### The problem
Each line that holds the string "head" counts once; say how many such lines there are and add nothing.

──────── Input records

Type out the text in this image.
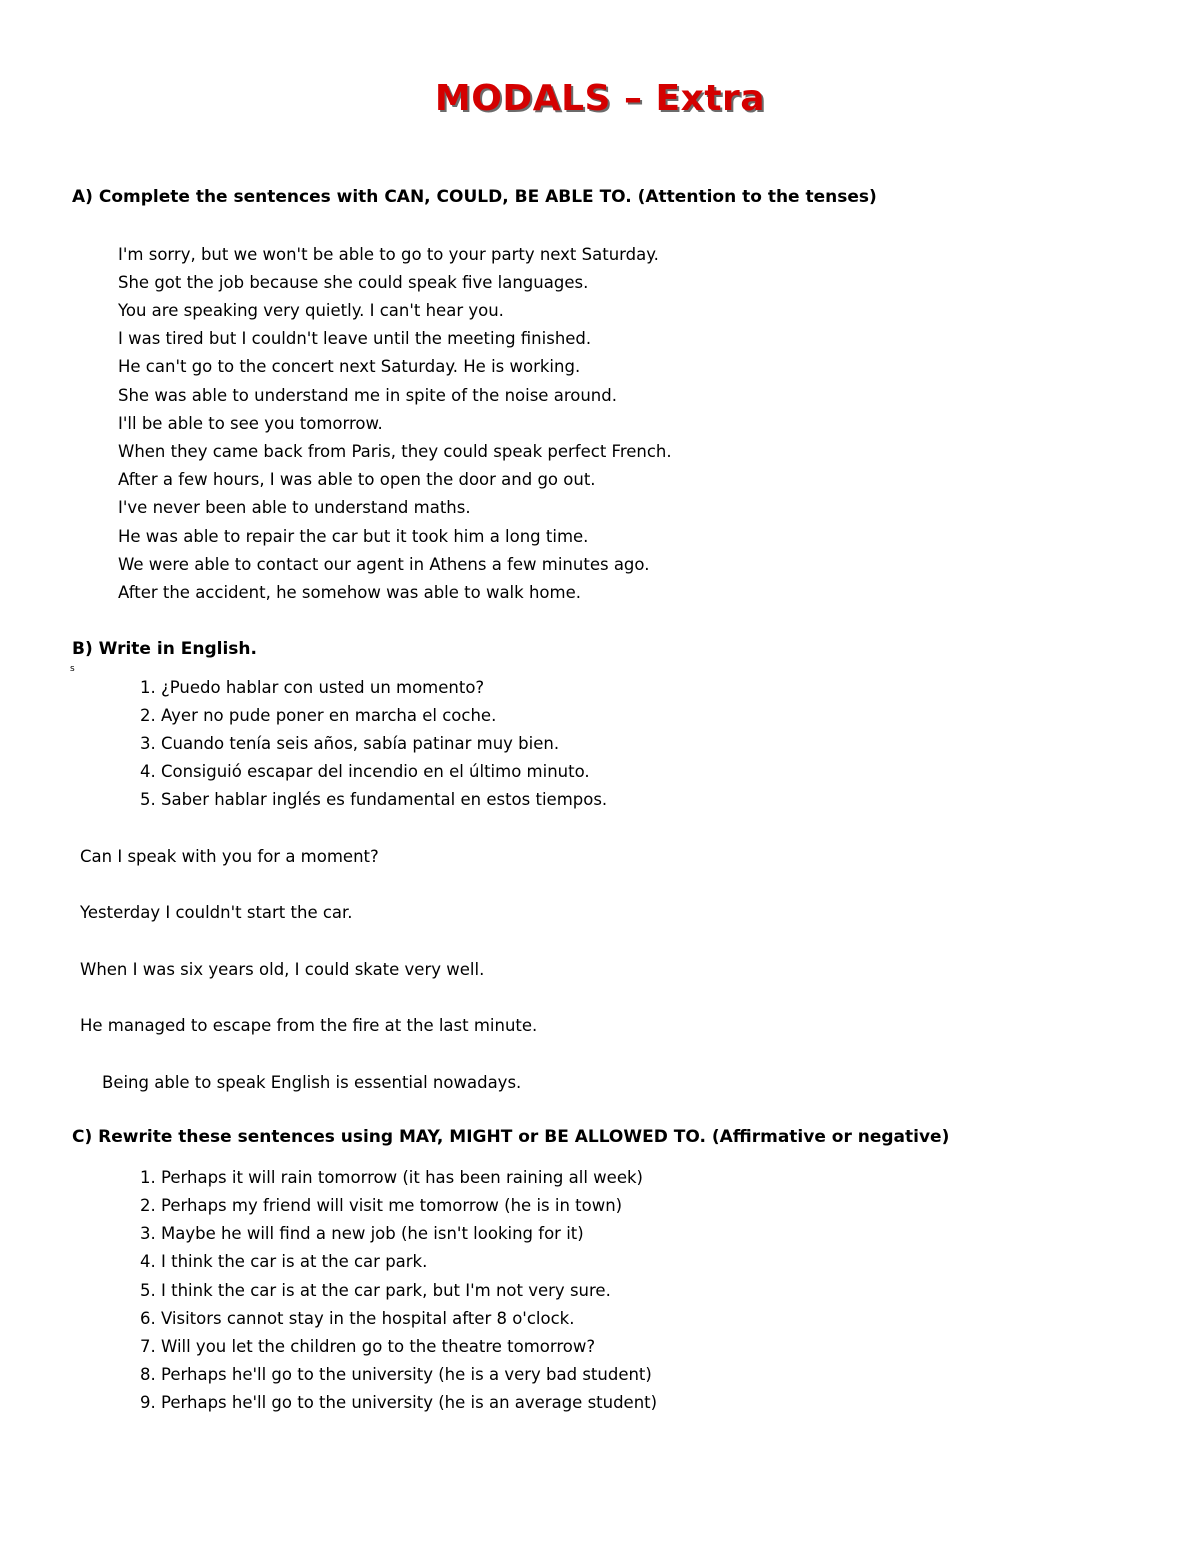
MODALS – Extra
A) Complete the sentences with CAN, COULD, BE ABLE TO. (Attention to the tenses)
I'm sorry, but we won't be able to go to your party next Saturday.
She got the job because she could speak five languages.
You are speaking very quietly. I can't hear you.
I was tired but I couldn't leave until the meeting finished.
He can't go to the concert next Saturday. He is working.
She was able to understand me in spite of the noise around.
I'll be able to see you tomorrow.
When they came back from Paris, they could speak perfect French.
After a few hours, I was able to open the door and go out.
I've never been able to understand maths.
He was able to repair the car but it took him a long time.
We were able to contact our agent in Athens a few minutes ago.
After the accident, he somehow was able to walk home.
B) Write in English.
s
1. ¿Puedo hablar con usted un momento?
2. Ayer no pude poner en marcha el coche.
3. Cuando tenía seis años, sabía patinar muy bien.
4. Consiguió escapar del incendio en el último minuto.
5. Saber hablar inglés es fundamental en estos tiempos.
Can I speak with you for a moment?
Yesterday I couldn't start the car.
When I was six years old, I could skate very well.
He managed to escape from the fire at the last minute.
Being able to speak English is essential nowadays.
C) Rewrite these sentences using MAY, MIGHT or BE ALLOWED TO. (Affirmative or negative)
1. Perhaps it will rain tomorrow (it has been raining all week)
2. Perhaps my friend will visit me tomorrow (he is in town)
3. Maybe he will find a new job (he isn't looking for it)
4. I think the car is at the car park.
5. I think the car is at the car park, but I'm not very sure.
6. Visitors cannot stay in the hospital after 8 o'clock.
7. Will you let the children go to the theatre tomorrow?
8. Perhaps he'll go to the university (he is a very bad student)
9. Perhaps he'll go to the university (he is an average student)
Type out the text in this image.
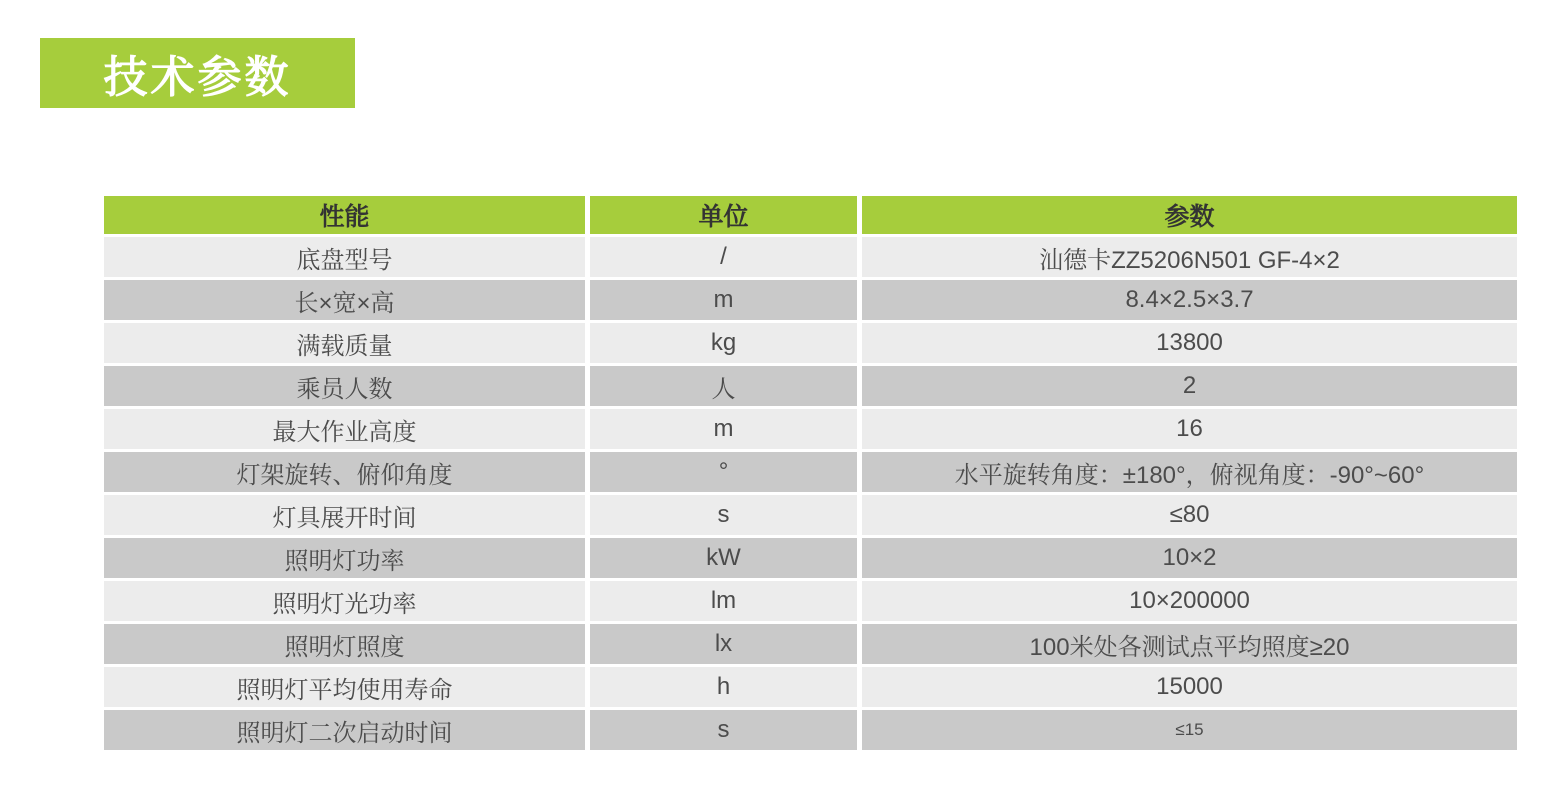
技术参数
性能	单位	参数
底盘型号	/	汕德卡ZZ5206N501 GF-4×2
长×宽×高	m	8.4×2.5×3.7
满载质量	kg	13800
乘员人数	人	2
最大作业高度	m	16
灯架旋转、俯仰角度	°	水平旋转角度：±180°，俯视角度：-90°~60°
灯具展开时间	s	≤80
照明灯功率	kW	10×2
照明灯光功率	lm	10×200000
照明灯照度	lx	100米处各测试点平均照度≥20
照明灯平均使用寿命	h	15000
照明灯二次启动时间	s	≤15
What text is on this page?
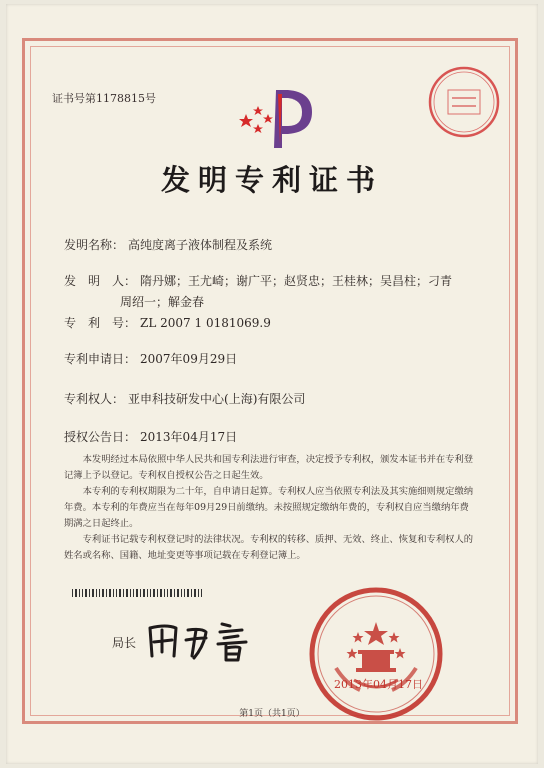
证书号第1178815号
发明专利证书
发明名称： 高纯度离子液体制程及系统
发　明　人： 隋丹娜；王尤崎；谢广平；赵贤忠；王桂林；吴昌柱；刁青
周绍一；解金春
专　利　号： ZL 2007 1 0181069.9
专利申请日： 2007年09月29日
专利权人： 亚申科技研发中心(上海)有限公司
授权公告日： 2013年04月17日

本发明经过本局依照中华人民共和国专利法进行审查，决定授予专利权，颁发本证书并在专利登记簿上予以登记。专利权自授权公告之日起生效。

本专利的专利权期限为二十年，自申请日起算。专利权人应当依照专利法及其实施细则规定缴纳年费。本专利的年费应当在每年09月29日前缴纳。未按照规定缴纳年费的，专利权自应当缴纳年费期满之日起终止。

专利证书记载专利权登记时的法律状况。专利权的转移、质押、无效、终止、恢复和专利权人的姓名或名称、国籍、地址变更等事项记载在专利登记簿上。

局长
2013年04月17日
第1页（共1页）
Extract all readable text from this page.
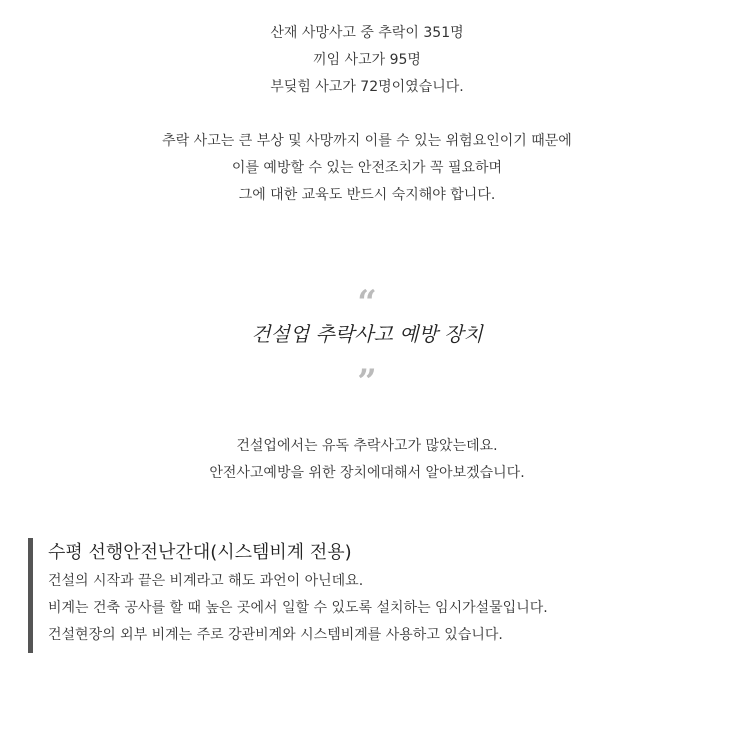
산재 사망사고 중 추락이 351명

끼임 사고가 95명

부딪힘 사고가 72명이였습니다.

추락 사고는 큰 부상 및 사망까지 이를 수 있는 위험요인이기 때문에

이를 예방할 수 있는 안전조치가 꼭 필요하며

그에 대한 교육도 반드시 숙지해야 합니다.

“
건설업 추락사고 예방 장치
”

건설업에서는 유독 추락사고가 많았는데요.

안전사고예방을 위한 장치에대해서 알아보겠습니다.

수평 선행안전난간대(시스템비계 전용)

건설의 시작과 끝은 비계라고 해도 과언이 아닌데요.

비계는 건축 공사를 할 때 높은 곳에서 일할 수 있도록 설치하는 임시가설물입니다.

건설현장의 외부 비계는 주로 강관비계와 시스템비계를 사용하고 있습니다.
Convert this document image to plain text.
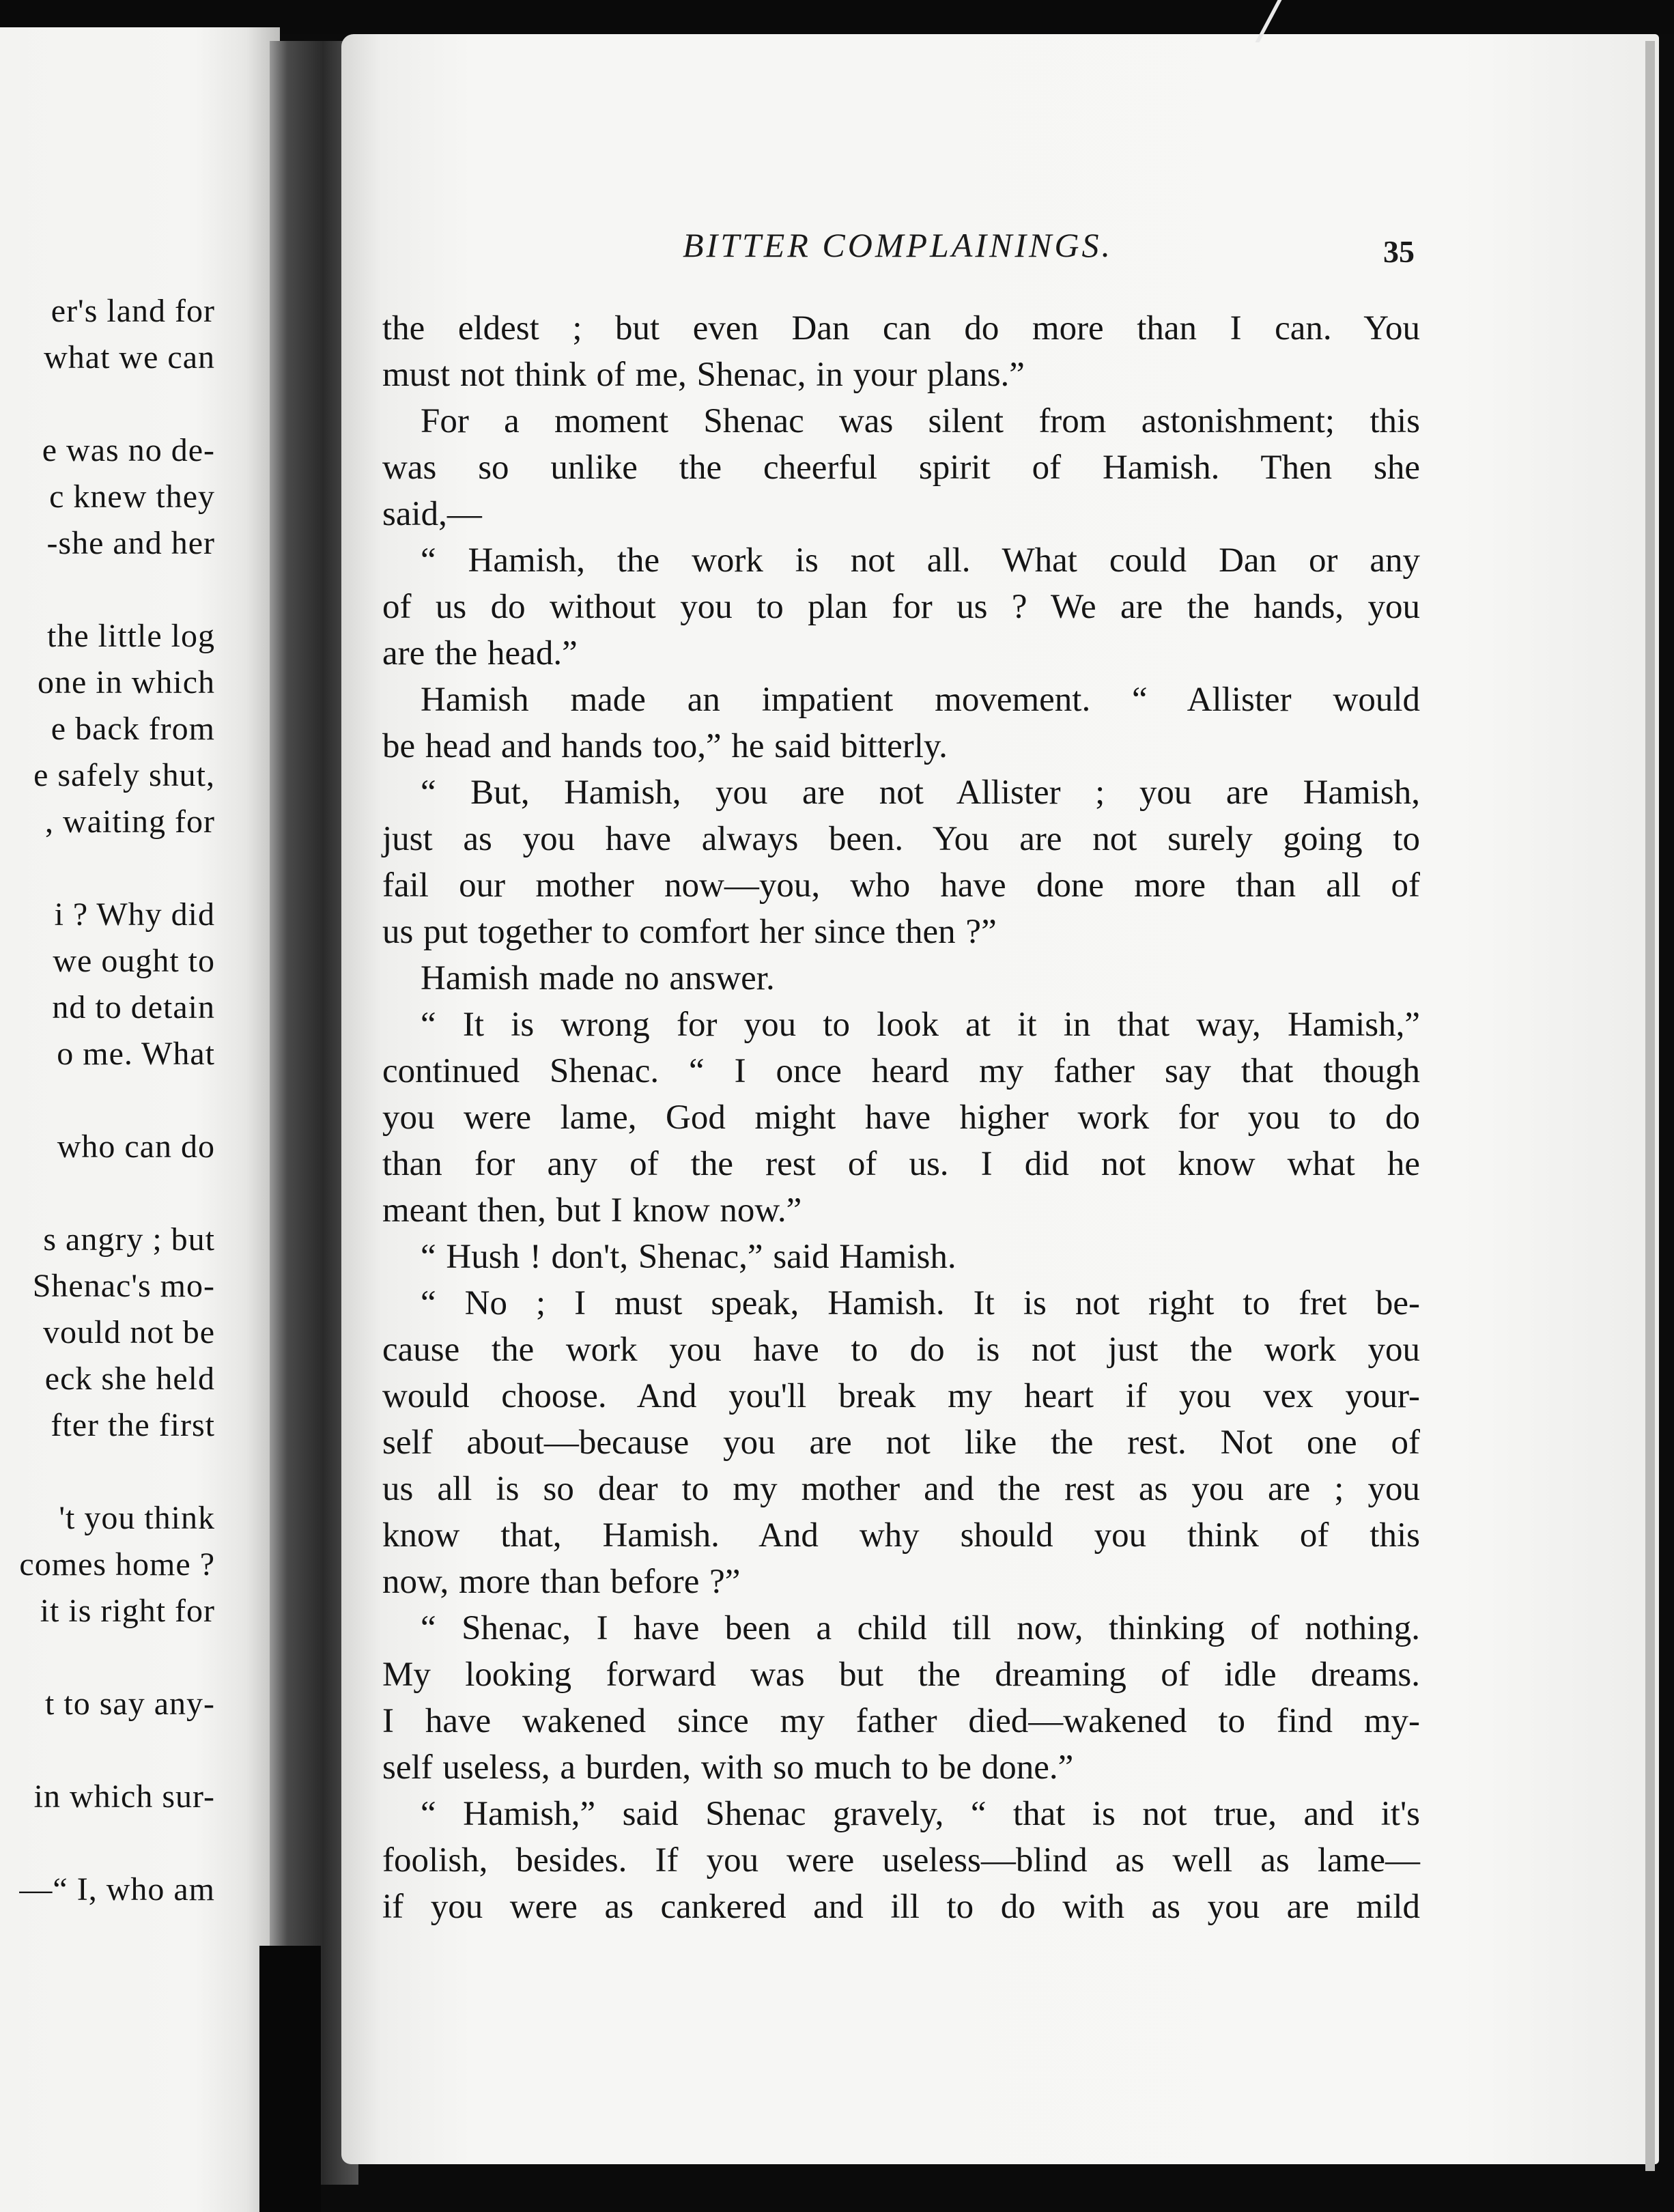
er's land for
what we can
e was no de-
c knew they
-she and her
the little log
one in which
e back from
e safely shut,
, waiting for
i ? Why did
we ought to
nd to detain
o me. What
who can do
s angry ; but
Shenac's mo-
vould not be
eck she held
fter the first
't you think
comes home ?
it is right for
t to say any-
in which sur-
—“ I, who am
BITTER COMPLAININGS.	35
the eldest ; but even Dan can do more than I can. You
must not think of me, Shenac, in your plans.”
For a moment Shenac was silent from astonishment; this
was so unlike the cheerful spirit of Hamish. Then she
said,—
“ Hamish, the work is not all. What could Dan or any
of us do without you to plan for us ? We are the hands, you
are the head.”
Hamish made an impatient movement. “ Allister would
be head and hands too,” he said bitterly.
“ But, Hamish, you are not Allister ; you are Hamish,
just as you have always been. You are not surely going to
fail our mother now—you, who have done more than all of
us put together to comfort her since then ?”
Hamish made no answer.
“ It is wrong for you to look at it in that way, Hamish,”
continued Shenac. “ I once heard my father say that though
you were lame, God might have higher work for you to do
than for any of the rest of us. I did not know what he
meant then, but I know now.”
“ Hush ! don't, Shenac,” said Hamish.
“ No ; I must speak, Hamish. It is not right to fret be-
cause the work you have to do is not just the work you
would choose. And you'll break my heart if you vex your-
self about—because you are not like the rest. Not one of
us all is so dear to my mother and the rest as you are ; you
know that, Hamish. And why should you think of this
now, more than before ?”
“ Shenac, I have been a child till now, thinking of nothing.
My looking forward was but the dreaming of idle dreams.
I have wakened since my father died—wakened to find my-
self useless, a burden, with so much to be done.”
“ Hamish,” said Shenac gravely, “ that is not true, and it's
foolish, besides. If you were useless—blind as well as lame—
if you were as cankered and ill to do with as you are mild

────────────────

### Answer to this problem
2